Objective a =>
Write out the part of the time travel discussion below, starting at the words "This raises the" and stopping after "in the way.".

** start of Passage provided **

The process of doing such a thing sounds in no other terms, god-like. So I do not expect time travel.

Manifesto
17th November 2009, 04:23
Well yeah time is just something to keep us organized nothing new there but sorta interesting view on time travel though.

The Broke Cycle
17th November 2009, 04:28
Our perception of time is based on the expansion of the universe. If that expansion stops, or reverses, so will our sense of time.

KC
17th November 2009, 06:29
Edit

Meridian
17th November 2009, 08:00
Time travel will never be possible because it would be completely contradictory.

For example, if you were to travel backwards in time, you would inevitably change something in the past. No matter if you "stepped on something" or not (like in the Simpsons), everyone and everything has an impact. Always. Which would lead to the time where you actually lived being different, which would change you, which would change how you are when/if you decide to step into the time machine, etc. etc.

Personally, I do not believe time actually exists like that. I believe level of organisation change, and for us that is what time is. We change and transform, but not on a linear axis.

Psy
17th November 2009, 23:21
Time travel will never be possible because it would be completely contradictory.

For example, if you were to travel backwards in time, you would inevitably change something in the past. No matter if you "stepped on something" or not (like in the Simpsons), everyone and everything has an impact. Always. Which would lead to the time where you actually lived being different, which would change you, which would change how you are when/if you decide to step into the time machine, etc. etc.

That would assume a time traveler would not be autonomous form the future the instant they enter the past. If the time travelers is autonomous from the future then their actions in the past would be the same regardless of the effects of their actions in the future as they would have to actually send another version of themselves into the past in order to change the time line again due to the universe being totally unable to reflect causes backwards through time as to the universe the causes has yet to accrue thus unknown (meaning the act of the time travelers not going back through time in the new time line wouldn't remove the time traveler from the past as the time travelers as the existence of the time travelers in the past has nothing to do with the new future from the stand point of cause and effect.

This raises the real problem with time travel, if the universe can't predict the future it means atoms can't predict a time travelers atoms are going to materialize, meaning all of a sudden atoms are appear out of nowhere and a nuclear reaction will be highly probably as atoms don't have enough time to react to the strong force of the new atoms. Even if the time traveler materializes in deep space there are going to be atoms moving about getting in the way.

** end of Passage provided **
** start of Record extracts **

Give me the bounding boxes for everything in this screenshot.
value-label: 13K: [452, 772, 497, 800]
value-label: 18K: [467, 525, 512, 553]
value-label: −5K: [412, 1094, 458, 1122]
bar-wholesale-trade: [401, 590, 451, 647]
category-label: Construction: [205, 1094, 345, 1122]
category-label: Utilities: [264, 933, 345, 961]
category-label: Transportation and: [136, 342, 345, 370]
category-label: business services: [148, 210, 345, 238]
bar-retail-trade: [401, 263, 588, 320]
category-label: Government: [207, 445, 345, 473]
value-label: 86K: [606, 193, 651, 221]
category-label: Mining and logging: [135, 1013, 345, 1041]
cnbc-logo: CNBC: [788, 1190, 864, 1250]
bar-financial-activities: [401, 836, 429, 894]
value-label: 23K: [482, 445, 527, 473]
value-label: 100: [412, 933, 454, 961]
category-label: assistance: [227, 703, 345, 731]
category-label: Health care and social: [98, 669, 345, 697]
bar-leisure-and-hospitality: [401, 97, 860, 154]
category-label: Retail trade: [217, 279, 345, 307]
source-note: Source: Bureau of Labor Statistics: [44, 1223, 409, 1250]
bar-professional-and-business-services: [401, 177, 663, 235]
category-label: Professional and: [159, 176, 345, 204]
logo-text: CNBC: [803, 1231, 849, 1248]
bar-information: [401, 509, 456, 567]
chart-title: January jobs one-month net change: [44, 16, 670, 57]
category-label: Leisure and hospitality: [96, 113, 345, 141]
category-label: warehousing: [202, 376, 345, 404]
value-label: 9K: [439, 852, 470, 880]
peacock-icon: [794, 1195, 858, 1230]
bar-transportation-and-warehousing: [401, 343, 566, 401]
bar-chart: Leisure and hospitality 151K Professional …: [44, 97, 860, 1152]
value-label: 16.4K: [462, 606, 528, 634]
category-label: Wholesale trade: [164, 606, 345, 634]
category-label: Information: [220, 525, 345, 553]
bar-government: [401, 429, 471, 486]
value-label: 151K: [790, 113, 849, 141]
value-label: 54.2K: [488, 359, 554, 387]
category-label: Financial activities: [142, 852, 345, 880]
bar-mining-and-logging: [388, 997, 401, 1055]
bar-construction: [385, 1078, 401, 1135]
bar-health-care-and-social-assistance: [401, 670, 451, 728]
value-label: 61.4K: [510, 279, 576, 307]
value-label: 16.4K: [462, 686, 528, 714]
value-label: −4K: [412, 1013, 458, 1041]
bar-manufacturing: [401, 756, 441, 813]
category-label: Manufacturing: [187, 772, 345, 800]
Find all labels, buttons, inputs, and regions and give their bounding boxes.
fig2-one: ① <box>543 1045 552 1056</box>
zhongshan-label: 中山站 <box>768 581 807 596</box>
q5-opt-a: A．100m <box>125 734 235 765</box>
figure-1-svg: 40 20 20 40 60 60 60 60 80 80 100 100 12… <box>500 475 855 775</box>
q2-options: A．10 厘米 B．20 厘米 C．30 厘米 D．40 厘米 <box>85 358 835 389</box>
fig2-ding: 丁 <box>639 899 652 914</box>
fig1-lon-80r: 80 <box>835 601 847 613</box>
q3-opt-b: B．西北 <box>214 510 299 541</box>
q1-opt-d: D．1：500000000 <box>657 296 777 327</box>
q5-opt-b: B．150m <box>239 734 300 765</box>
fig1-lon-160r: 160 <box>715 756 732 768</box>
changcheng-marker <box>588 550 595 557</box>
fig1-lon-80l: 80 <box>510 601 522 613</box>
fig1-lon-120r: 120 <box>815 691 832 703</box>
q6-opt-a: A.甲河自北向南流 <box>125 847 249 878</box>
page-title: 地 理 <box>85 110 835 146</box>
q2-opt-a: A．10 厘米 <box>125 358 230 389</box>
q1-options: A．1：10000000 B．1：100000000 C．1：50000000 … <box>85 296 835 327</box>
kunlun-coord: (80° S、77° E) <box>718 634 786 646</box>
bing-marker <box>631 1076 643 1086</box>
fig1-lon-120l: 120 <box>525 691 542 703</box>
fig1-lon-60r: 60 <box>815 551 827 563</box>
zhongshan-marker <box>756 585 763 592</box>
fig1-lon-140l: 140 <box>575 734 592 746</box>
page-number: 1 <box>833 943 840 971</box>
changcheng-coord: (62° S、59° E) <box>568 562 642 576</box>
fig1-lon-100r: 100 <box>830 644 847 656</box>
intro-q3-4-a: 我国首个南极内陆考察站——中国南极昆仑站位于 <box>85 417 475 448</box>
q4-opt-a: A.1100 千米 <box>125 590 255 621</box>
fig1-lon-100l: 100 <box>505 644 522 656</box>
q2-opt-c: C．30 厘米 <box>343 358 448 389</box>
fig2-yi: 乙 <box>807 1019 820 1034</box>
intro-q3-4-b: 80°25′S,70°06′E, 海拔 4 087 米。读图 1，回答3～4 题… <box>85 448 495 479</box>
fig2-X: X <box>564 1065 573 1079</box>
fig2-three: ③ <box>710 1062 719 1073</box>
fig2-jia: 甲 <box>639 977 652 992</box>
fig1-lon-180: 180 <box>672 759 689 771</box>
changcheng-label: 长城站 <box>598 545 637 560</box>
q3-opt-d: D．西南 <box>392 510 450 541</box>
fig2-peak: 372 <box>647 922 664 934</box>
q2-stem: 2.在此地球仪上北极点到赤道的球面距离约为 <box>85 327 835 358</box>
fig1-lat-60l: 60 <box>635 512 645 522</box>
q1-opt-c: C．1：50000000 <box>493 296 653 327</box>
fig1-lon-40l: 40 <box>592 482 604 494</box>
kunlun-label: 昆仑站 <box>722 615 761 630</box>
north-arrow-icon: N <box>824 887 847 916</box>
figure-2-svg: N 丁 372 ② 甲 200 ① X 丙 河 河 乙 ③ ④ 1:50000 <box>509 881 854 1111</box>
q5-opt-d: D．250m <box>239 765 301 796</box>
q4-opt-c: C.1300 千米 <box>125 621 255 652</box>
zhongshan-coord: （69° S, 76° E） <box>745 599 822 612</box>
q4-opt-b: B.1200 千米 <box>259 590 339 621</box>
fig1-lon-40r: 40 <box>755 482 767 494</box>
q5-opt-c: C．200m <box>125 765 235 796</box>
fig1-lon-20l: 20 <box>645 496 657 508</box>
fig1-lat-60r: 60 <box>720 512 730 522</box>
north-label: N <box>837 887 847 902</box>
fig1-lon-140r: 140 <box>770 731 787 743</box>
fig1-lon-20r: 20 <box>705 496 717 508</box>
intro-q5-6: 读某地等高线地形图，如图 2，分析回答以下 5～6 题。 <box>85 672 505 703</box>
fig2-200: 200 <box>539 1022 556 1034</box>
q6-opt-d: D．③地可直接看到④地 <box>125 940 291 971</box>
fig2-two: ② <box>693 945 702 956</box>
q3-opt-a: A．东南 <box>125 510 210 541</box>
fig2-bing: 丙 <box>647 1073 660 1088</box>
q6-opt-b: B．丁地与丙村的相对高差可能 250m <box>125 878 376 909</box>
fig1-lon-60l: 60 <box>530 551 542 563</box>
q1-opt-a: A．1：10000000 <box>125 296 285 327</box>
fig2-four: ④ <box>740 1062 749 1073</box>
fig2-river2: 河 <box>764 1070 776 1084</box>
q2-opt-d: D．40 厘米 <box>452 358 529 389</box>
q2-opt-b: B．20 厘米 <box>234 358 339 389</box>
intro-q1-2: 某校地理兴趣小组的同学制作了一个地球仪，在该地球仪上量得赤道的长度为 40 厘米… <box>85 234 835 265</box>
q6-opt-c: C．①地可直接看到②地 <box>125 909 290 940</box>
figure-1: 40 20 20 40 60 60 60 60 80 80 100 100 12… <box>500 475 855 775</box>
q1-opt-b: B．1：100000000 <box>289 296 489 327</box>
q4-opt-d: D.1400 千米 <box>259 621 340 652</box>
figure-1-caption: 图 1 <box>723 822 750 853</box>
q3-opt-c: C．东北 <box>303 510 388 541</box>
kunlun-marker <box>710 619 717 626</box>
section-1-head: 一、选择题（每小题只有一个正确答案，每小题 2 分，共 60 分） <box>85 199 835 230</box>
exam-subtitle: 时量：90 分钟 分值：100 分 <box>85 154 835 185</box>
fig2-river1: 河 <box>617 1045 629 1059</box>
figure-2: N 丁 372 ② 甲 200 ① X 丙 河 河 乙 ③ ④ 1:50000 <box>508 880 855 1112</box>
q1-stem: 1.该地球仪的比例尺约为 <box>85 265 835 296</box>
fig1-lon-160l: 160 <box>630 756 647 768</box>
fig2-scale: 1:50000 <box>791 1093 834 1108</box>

** end of Record extracts **

Objective b =>
Put the entries above, from their first line through the line that contains "bar-mining-and-logging: [388, 997, 401, 1055]", into a JSON list of strings, one string per line, with blank lines left out.

Full output a =>
This raises the real problem with time travel, if the universe can't predict the future it means atoms can't predict a time travelers atoms are going to materialize, meaning all of a sudden atoms are appear out of nowhere and a nuclear reaction will be highly probably as atoms don't have enough time to react to the strong force of the new atoms. Even if the time traveler materializes in deep space there are going to be atoms moving about getting in the way.

Full output b =>
[
  "Give me the bounding boxes for everything in this screenshot.",
  "value-label: 13K: [452, 772, 497, 800]",
  "value-label: 18K: [467, 525, 512, 553]",
  "value-label: −5K: [412, 1094, 458, 1122]",
  "bar-wholesale-trade: [401, 590, 451, 647]",
  "category-label: Construction: [205, 1094, 345, 1122]",
  "category-label: Utilities: [264, 933, 345, 961]",
  "category-label: Transportation and: [136, 342, 345, 370]",
  "category-label: business services: [148, 210, 345, 238]",
  "bar-retail-trade: [401, 263, 588, 320]",
  "category-label: Government: [207, 445, 345, 473]",
  "value-label: 86K: [606, 193, 651, 221]",
  "category-label: Mining and logging: [135, 1013, 345, 1041]",
  "cnbc-logo: CNBC: [788, 1190, 864, 1250]",
  "bar-financial-activities: [401, 836, 429, 894]",
  "value-label: 23K: [482, 445, 527, 473]",
  "value-label: 100: [412, 933, 454, 961]",
  "category-label: assistance: [227, 703, 345, 731]",
  "category-label: Health care and social: [98, 669, 345, 697]",
  "bar-leisure-and-hospitality: [401, 97, 860, 154]",
  "category-label: Retail trade: [217, 279, 345, 307]",
  "source-note: Source: Bureau of Labor Statistics: [44, 1223, 409, 1250]",
  "bar-professional-and-business-services: [401, 177, 663, 235]",
  "category-label: Professional and: [159, 176, 345, 204]",
  "logo-text: CNBC: [803, 1231, 849, 1248]",
  "bar-information: [401, 509, 456, 567]",
  "chart-title: January jobs one-month net change: [44, 16, 670, 57]",
  "category-label: Leisure and hospitality: [96, 113, 345, 141]",
  "category-label: warehousing: [202, 376, 345, 404]",
  "value-label: 9K: [439, 852, 470, 880]",
  "peacock-icon: [794, 1195, 858, 1230]",
  "bar-transportation-and-warehousing: [401, 343, 566, 401]",
  "bar-chart: Leisure and hospitality 151K Professional …: [44, 97, 860, 1152]",
  "value-label: 16.4K: [462, 606, 528, 634]",
  "category-label: Wholesale trade: [164, 606, 345, 634]",
  "category-label: Information: [220, 525, 345, 553]",
  "bar-government: [401, 429, 471, 486]",
  "value-label: 151K: [790, 113, 849, 141]",
  "value-label: 54.2K: [488, 359, 554, 387]",
  "category-label: Financial activities: [142, 852, 345, 880]",
  "bar-mining-and-logging: [388, 997, 401, 1055]"
]